**EXERCISE REQUIREMENTS**
Lines containing the word "ICRS" need to be counted. Please reply with how many there are, and nothing else.
<<<<
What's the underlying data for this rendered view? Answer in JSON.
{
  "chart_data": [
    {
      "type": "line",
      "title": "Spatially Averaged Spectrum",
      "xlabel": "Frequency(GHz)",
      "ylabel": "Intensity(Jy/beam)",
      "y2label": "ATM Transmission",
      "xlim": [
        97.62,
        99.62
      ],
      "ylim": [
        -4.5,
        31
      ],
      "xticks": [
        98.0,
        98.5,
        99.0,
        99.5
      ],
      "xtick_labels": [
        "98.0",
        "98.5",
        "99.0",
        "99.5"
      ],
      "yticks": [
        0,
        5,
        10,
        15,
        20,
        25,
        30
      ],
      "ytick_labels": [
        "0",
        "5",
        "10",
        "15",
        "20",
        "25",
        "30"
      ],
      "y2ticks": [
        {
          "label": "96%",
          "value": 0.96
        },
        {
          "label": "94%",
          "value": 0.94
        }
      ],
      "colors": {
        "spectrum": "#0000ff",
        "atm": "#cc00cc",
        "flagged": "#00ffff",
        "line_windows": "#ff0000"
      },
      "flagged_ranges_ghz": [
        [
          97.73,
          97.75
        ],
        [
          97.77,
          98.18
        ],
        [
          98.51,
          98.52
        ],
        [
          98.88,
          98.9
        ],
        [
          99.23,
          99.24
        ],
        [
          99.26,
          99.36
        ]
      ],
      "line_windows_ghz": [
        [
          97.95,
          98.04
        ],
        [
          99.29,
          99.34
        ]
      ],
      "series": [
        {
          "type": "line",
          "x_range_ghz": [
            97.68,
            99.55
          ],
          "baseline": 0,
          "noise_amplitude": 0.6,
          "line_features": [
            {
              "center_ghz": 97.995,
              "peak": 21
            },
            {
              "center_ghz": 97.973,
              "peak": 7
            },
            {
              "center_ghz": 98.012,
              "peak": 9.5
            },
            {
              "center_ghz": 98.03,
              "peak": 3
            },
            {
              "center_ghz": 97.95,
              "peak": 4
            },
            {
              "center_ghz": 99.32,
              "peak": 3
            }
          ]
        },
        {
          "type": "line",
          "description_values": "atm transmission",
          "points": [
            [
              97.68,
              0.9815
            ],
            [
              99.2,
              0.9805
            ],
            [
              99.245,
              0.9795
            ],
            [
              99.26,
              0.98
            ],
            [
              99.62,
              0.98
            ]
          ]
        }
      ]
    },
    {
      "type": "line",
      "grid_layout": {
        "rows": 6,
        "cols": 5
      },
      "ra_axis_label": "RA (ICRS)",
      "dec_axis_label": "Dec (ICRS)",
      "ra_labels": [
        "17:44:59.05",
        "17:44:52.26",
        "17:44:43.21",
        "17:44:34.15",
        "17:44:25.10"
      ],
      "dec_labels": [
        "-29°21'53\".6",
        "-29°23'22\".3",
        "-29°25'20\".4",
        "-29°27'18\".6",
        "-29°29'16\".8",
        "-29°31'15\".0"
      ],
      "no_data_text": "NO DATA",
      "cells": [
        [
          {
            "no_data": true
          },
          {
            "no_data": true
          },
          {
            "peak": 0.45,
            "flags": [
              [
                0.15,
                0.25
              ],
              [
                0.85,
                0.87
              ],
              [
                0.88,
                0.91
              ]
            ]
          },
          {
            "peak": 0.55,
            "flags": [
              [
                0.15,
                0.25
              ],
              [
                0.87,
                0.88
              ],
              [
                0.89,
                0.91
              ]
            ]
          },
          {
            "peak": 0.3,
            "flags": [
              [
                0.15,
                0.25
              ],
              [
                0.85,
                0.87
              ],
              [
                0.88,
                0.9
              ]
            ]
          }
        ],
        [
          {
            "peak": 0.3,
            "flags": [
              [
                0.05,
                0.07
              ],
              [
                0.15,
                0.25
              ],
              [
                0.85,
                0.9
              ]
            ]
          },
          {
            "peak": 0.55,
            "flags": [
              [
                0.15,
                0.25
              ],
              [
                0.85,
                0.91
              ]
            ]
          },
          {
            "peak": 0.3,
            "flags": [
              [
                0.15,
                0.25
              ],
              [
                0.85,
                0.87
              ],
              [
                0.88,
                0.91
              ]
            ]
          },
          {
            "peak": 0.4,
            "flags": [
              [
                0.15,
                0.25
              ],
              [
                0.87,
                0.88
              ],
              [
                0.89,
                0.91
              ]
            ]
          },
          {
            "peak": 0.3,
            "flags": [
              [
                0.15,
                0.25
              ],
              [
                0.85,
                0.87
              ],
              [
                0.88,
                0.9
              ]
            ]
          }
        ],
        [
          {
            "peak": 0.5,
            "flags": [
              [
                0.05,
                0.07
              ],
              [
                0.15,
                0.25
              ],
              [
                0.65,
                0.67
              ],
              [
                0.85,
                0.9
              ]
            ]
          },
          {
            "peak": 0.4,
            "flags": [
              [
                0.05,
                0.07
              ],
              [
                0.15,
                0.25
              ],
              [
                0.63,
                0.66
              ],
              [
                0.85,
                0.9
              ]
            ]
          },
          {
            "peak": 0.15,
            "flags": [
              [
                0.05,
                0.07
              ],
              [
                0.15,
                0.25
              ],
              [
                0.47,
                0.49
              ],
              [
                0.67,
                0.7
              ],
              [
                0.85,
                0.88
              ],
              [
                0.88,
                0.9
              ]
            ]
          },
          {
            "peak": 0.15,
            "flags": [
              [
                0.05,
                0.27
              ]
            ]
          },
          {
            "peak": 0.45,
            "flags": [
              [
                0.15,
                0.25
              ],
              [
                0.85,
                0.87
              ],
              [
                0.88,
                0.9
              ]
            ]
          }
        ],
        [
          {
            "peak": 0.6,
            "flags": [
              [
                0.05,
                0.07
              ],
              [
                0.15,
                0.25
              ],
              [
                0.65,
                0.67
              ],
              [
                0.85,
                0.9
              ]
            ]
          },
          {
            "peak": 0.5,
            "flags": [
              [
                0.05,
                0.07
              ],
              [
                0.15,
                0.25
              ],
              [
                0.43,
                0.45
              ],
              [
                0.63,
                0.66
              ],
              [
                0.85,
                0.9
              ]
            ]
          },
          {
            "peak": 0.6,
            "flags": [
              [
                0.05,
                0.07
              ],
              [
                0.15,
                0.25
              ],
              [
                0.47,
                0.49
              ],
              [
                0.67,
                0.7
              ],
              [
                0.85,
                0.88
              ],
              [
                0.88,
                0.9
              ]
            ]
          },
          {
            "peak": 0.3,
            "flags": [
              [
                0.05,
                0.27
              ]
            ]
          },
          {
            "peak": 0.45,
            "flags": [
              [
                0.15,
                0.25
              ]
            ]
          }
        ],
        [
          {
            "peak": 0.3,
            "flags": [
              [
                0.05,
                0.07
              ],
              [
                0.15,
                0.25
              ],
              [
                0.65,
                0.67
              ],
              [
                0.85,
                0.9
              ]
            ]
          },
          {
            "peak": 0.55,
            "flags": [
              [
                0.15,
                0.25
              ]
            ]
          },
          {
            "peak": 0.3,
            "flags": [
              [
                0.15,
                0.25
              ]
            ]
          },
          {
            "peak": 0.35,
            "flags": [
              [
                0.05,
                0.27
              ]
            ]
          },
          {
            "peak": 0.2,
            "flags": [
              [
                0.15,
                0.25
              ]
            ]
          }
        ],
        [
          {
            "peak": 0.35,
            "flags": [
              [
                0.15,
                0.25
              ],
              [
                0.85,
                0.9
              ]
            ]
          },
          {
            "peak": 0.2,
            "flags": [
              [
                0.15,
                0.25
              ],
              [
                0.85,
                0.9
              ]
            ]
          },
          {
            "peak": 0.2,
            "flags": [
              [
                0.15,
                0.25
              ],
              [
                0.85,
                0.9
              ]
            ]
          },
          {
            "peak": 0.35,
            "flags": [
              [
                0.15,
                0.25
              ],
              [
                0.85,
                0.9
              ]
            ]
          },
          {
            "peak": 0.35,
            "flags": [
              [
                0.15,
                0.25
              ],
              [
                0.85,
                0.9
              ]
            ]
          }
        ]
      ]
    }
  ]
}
>>>>
**THE SOLUTION**
2